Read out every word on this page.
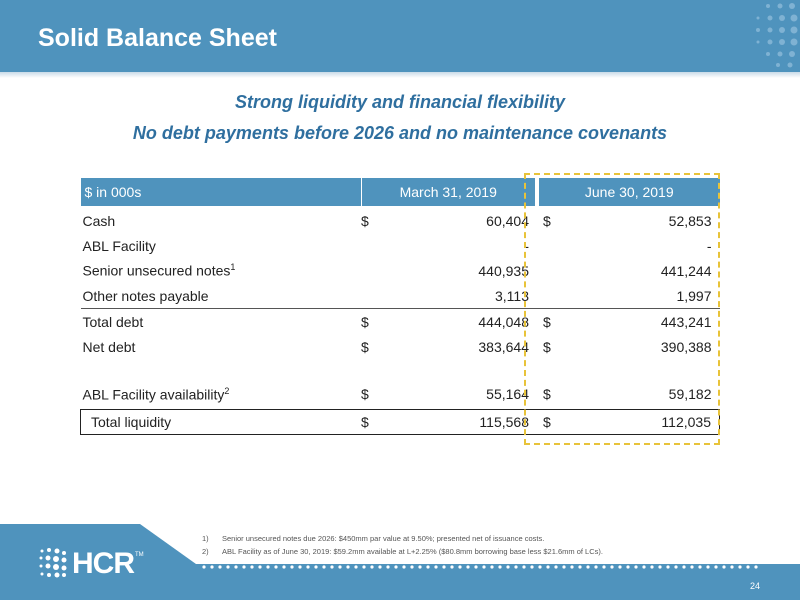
Solid Balance Sheet
Strong liquidity and financial flexibility
No debt payments before 2026 and no maintenance covenants
$ in 000s	March 31, 2019		June 30, 2019	
Cash	$	60,404	$	52,853
ABL Facility		-		-
Senior unsecured notes$^1$		440,935		441,244
Other notes payable		3,113		1,997
Total debt	$	444,048	$	443,241
Net debt	$	383,644	$	390,388

ABL Facility availability$^2$	$	55,164	$	59,182
Total liquidity	$	115,568	$	112,035
1) Senior unsecured notes due 2026: $450mm par value at 9.50%; presented net of issuance costs.
2) ABL Facility as of June 30, 2019: $59.2mm available at L+2.25% ($80.8mm borrowing base less $21.6mm of LCs).
HCR TM
24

____________

**DIRECTIVE**
Output every entry word for word, but omit the pictures.

**FULL RESPONSE**
Read out every word on this page.
Solid Balance Sheet
Strong liquidity and financial flexibility
No debt payments before 2026 and no maintenance covenants
$ in 000s	March 31, 2019		June 30, 2019	
Cash	$	60,404	$	52,853
ABL Facility		-		-
Senior unsecured notes$^1$		440,935		441,244
Other notes payable		3,113		1,997
Total debt	$	444,048	$	443,241
Net debt	$	383,644	$	390,388

ABL Facility availability$^2$	$	55,164	$	59,182
Total liquidity	$	115,568	$	112,035
1) Senior unsecured notes due 2026: $450mm par value at 9.50%; presented net of issuance costs.
2) ABL Facility as of June 30, 2019: $59.2mm available at L+2.25% ($80.8mm borrowing base less $21.6mm of LCs).
HCR TM
24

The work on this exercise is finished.